------ Supplied entries

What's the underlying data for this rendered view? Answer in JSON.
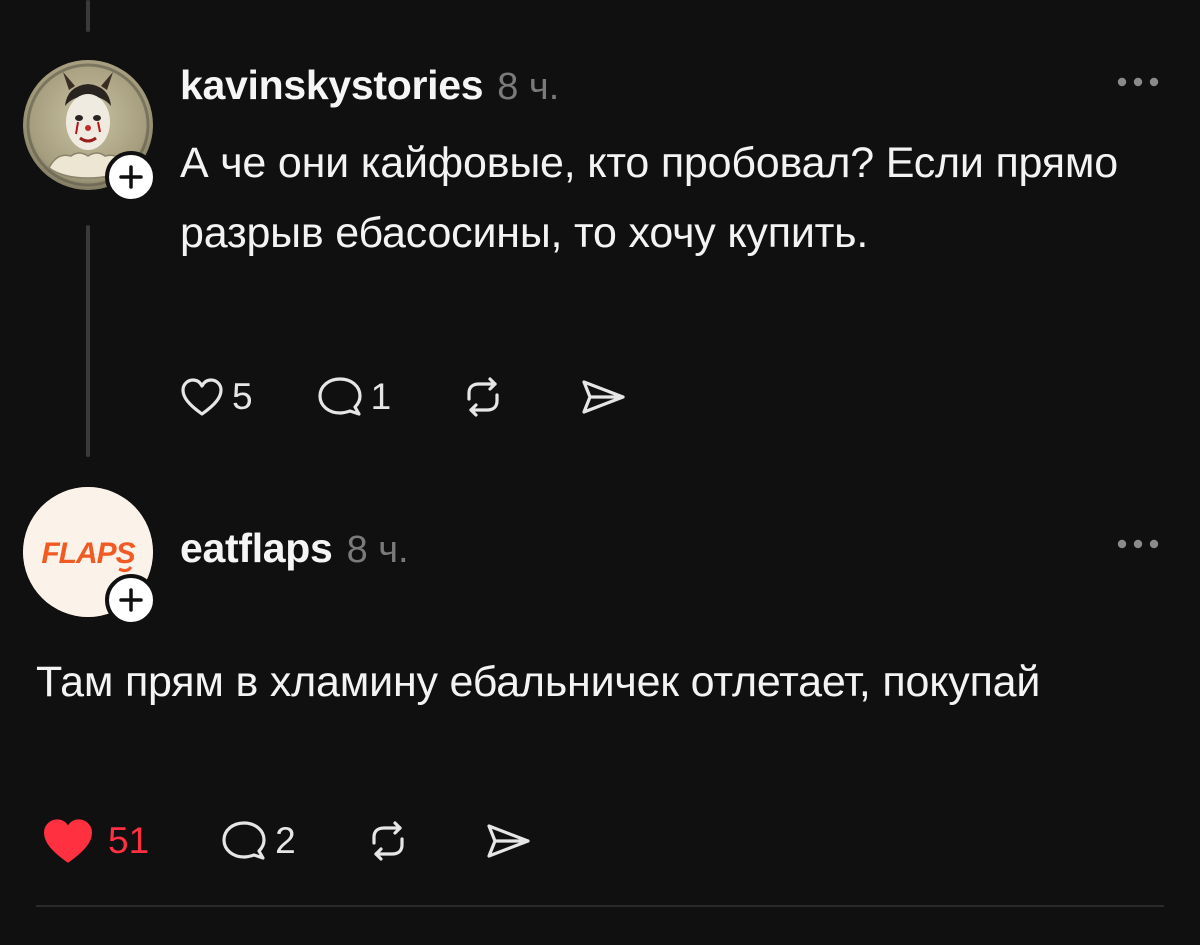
{
  "posts": [
    {
      "username": "kavinskystories",
      "time": "8 ч.",
      "text": "А че они кайфовые, кто пробовал? Если прямо разрыв ебасосины, то хочу купить.",
      "likes": "5",
      "replies": "1",
      "liked": false
    },
    {
      "username": "eatflaps",
      "time": "8 ч.",
      "text": "Там прям в хламину ебальничек отлетает, покупай",
      "likes": "51",
      "replies": "2",
      "liked": true,
      "avatar_logo": "FLAPS"
    }
  ],
  "colors": {
    "background": "#101010",
    "liked": "#ff3040",
    "muted": "#7a7a7a",
    "flaps_orange": "#f15a22"
  }
}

------------

● **Your goal**:
Copy the records exactly as they appear, excluding images.

● **Task output**:
What's the underlying data for this rendered view? Answer in JSON.
{
  "posts": [
    {
      "username": "kavinskystories",
      "time": "8 ч.",
      "text": "А че они кайфовые, кто пробовал? Если прямо разрыв ебасосины, то хочу купить.",
      "likes": "5",
      "replies": "1",
      "liked": false
    },
    {
      "username": "eatflaps",
      "time": "8 ч.",
      "text": "Там прям в хламину ебальничек отлетает, покупай",
      "likes": "51",
      "replies": "2",
      "liked": true,
      "avatar_logo": "FLAPS"
    }
  ],
  "colors": {
    "background": "#101010",
    "liked": "#ff3040",
    "muted": "#7a7a7a",
    "flaps_orange": "#f15a22"
  }
}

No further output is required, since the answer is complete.